Quote word for word the lines starting at the line with "Convert this document image to plain text." and ending at the final line of the entries. Leave out any pictures.

[Task material]
________________________________________
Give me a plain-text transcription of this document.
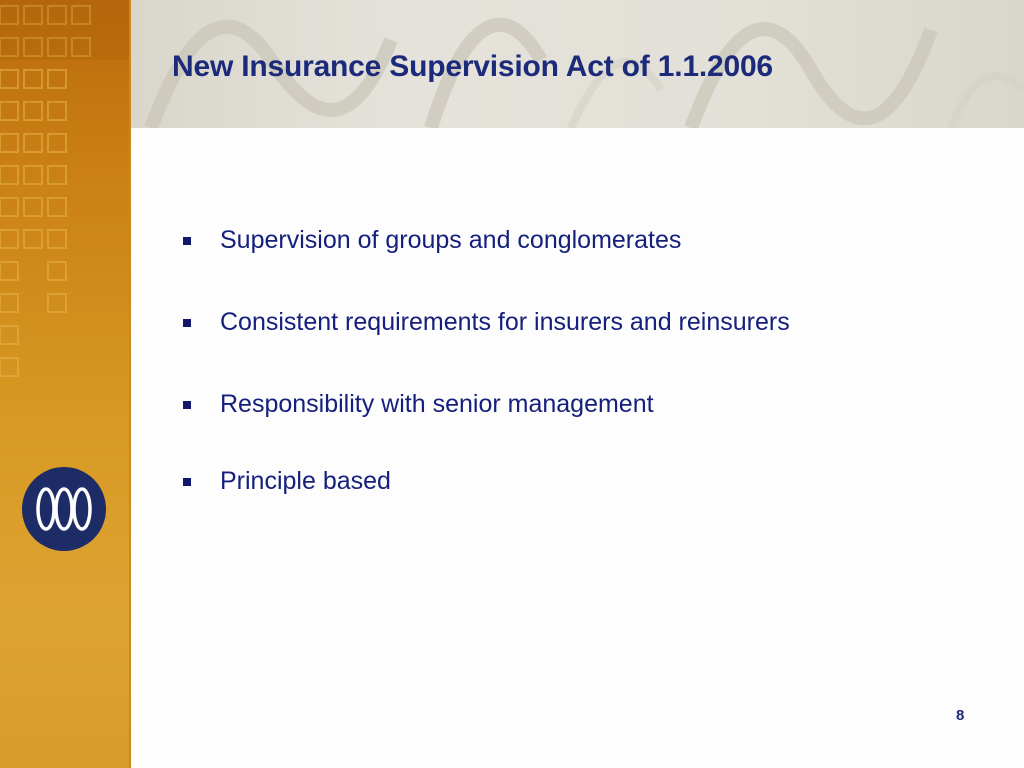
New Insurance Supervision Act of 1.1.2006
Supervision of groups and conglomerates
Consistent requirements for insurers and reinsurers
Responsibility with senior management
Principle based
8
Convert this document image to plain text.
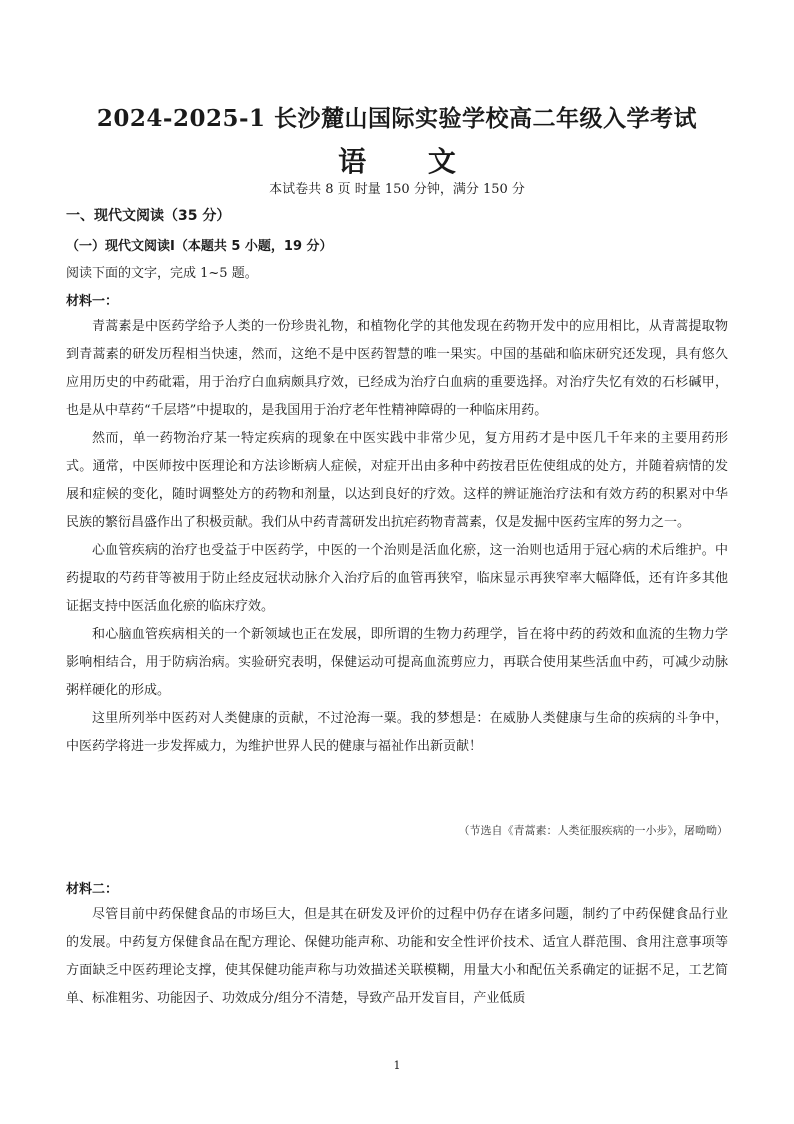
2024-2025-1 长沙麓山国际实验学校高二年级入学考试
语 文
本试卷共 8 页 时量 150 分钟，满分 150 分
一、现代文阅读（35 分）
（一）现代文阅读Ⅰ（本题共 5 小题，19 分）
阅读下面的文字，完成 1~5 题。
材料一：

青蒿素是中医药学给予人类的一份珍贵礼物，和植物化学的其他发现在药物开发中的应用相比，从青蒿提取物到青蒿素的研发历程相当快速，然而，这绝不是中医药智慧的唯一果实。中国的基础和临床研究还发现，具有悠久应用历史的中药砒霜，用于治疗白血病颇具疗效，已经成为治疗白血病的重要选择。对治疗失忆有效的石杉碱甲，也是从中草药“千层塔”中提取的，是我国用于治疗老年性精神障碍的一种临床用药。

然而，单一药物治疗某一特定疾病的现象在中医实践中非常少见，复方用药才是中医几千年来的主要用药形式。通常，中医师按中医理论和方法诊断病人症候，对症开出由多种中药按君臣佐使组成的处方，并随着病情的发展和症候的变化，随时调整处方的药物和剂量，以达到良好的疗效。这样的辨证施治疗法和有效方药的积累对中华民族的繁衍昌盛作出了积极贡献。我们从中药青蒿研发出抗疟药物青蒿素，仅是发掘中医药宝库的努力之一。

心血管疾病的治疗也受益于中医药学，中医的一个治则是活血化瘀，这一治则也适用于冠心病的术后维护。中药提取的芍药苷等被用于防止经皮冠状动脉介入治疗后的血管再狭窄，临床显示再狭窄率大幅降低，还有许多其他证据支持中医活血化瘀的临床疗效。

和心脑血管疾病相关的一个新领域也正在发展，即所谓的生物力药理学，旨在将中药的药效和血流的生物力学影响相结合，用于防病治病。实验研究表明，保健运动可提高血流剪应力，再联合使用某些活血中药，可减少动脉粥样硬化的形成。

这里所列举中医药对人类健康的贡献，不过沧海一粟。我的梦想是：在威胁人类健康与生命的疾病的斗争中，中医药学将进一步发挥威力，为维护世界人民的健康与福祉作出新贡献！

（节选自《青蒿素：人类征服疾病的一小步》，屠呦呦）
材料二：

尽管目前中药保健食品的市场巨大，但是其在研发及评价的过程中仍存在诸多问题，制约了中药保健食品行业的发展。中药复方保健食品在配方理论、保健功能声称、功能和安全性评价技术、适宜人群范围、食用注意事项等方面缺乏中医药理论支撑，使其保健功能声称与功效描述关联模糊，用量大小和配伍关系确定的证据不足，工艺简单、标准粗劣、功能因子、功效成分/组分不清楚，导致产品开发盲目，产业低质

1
________________________________________
[The output]
Convert this document image to plain text.
2024-2025-1 长沙麓山国际实验学校高二年级入学考试
语 文
本试卷共 8 页 时量 150 分钟，满分 150 分
一、现代文阅读（35 分）
（一）现代文阅读Ⅰ（本题共 5 小题，19 分）
阅读下面的文字，完成 1~5 题。
材料一：

青蒿素是中医药学给予人类的一份珍贵礼物，和植物化学的其他发现在药物开发中的应用相比，从青蒿提取物到青蒿素的研发历程相当快速，然而，这绝不是中医药智慧的唯一果实。中国的基础和临床研究还发现，具有悠久应用历史的中药砒霜，用于治疗白血病颇具疗效，已经成为治疗白血病的重要选择。对治疗失忆有效的石杉碱甲，也是从中草药“千层塔”中提取的，是我国用于治疗老年性精神障碍的一种临床用药。

然而，单一药物治疗某一特定疾病的现象在中医实践中非常少见，复方用药才是中医几千年来的主要用药形式。通常，中医师按中医理论和方法诊断病人症候，对症开出由多种中药按君臣佐使组成的处方，并随着病情的发展和症候的变化，随时调整处方的药物和剂量，以达到良好的疗效。这样的辨证施治疗法和有效方药的积累对中华民族的繁衍昌盛作出了积极贡献。我们从中药青蒿研发出抗疟药物青蒿素，仅是发掘中医药宝库的努力之一。

心血管疾病的治疗也受益于中医药学，中医的一个治则是活血化瘀，这一治则也适用于冠心病的术后维护。中药提取的芍药苷等被用于防止经皮冠状动脉介入治疗后的血管再狭窄，临床显示再狭窄率大幅降低，还有许多其他证据支持中医活血化瘀的临床疗效。

和心脑血管疾病相关的一个新领域也正在发展，即所谓的生物力药理学，旨在将中药的药效和血流的生物力学影响相结合，用于防病治病。实验研究表明，保健运动可提高血流剪应力，再联合使用某些活血中药，可减少动脉粥样硬化的形成。

这里所列举中医药对人类健康的贡献，不过沧海一粟。我的梦想是：在威胁人类健康与生命的疾病的斗争中，中医药学将进一步发挥威力，为维护世界人民的健康与福祉作出新贡献！

（节选自《青蒿素：人类征服疾病的一小步》，屠呦呦）
材料二：

尽管目前中药保健食品的市场巨大，但是其在研发及评价的过程中仍存在诸多问题，制约了中药保健食品行业的发展。中药复方保健食品在配方理论、保健功能声称、功能和安全性评价技术、适宜人群范围、食用注意事项等方面缺乏中医药理论支撑，使其保健功能声称与功效描述关联模糊，用量大小和配伍关系确定的证据不足，工艺简单、标准粗劣、功能因子、功效成分/组分不清楚，导致产品开发盲目，产业低质

1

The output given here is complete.